*RECORDS TO PROCESS*.
++++++++++

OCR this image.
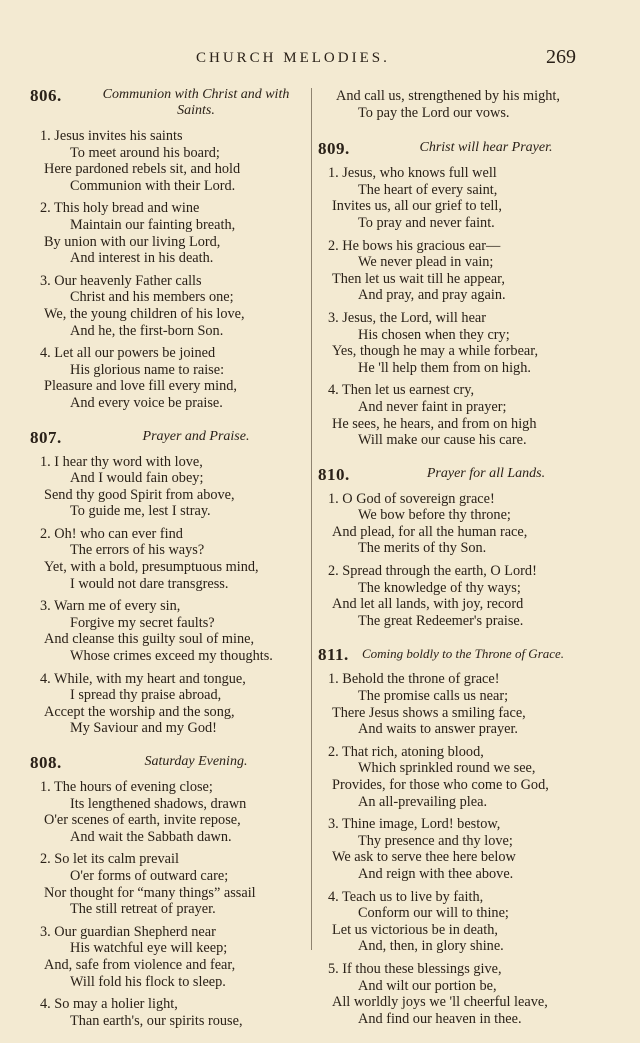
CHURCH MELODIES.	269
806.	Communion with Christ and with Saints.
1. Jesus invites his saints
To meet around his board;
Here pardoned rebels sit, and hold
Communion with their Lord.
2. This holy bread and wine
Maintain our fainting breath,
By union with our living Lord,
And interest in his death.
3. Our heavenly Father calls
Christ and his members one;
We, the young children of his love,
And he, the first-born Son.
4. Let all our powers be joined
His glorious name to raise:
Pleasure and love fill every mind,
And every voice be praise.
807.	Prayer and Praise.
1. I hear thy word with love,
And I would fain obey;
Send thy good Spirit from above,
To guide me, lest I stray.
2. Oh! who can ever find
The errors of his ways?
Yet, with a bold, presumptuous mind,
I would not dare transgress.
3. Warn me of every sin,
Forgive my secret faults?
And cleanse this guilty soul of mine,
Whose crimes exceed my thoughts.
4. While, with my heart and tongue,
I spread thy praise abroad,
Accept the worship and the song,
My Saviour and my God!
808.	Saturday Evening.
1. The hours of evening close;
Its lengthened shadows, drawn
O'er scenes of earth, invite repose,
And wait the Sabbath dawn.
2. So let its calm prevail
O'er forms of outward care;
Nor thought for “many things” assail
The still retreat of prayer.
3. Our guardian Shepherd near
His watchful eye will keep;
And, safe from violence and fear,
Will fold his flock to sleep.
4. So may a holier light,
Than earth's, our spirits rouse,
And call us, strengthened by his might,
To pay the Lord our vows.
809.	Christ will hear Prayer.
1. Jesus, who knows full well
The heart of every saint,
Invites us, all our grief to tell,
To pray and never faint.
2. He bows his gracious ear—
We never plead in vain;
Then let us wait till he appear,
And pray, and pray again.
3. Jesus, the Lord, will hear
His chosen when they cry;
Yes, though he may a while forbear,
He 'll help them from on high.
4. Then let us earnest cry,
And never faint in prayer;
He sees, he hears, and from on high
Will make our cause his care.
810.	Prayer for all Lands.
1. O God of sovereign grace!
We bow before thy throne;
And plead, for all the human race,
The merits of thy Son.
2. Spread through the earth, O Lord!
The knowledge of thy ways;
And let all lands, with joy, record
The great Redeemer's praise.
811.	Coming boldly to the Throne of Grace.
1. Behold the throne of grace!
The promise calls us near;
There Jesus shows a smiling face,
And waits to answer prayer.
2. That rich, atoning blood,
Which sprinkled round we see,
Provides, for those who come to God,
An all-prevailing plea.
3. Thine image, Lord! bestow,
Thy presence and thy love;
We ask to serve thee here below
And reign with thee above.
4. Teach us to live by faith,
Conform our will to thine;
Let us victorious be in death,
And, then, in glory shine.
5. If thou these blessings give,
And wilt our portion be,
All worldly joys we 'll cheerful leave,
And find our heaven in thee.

++++++++++

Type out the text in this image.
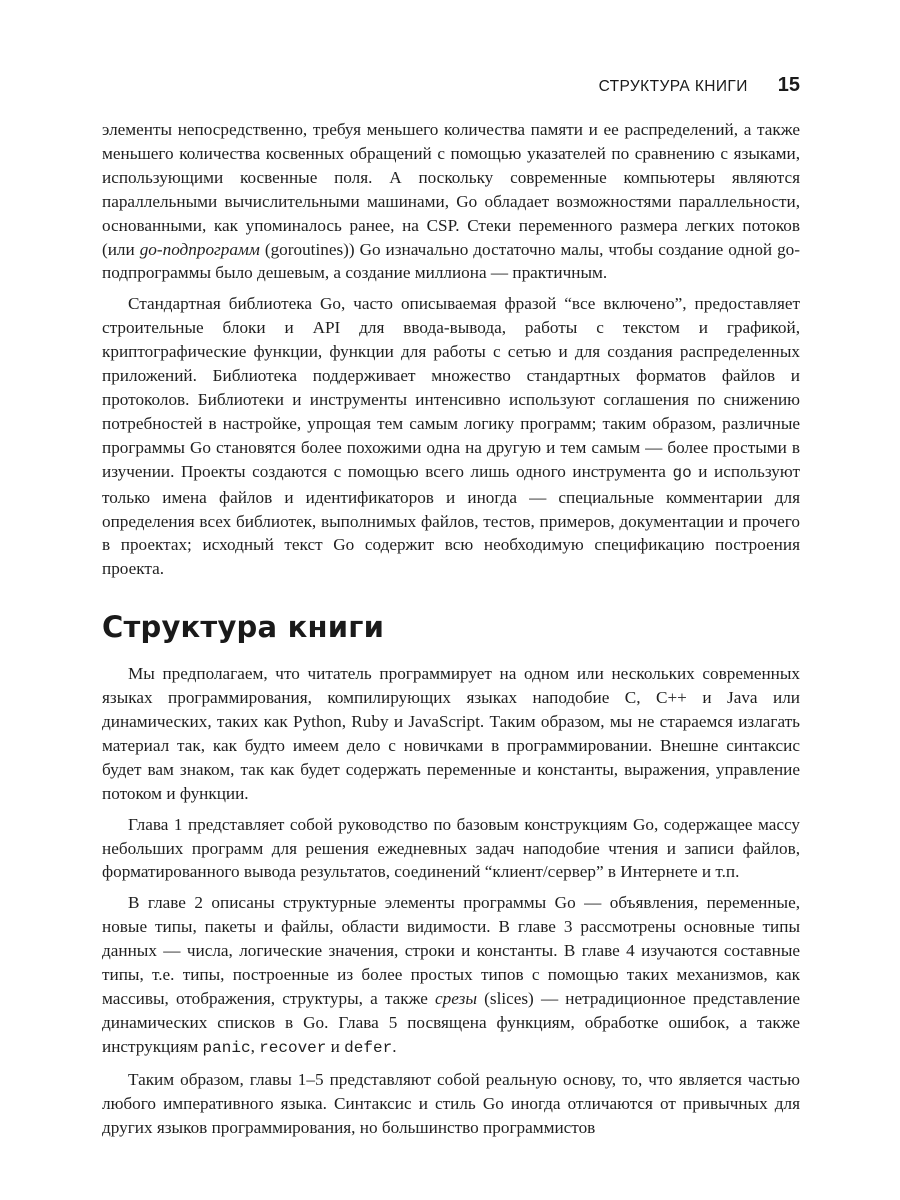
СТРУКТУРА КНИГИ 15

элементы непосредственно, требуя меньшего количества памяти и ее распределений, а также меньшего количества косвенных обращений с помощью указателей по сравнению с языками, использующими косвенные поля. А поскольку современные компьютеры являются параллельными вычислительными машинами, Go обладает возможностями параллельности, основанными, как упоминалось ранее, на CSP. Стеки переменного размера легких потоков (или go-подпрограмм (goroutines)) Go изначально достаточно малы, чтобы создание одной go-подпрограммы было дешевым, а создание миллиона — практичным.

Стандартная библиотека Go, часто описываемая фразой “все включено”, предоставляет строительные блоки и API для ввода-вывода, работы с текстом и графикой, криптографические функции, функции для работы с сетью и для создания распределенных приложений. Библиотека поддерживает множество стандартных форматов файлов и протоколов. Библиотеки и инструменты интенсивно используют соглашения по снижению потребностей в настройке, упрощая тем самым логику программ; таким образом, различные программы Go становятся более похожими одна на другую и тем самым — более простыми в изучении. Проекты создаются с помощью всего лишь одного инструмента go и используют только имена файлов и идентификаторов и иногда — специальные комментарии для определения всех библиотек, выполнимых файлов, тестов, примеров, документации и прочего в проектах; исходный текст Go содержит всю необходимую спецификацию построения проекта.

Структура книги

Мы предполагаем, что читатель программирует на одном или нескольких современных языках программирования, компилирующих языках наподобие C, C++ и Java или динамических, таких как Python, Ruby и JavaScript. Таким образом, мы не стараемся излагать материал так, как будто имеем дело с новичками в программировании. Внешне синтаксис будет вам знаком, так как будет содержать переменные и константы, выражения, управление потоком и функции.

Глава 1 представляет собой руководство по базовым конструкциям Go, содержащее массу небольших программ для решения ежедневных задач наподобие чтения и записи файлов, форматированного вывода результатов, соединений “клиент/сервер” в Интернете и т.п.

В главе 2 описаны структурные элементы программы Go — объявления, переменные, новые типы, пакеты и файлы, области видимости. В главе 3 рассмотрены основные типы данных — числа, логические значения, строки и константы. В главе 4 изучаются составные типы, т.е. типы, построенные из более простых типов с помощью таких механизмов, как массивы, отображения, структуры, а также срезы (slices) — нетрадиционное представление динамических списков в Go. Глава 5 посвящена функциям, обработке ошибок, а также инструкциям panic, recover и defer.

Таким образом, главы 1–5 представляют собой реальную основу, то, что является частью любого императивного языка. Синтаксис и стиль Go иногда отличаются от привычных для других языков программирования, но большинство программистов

++++++++++

*TASK TO COMPLETE*. Scan the data for the word "файлов" and copy every line where it shows up.

*REPLY TO THE TASK*.
Стандартная библиотека Go, часто описываемая фразой “все включено”, предоставляет строительные блоки и API для ввода-вывода, работы с текстом и графикой, криптографические функции, функции для работы с сетью и для создания распределенных приложений. Библиотека поддерживает множество стандартных форматов файлов и протоколов. Библиотеки и инструменты интенсивно используют соглашения по снижению потребностей в настройке, упрощая тем самым логику программ; таким образом, различные программы Go становятся более похожими одна на другую и тем самым — более простыми в изучении. Проекты создаются с помощью всего лишь одного инструмента go и используют только имена файлов и идентификаторов и иногда — специальные комментарии для определения всех библиотек, выполнимых файлов, тестов, примеров, документации и прочего в проектах; исходный текст Go содержит всю необходимую спецификацию построения проекта.
Глава 1 представляет собой руководство по базовым конструкциям Go, содержащее массу небольших программ для решения ежедневных задач наподобие чтения и записи файлов, форматированного вывода результатов, соединений “клиент/сервер” в Интернете и т.п.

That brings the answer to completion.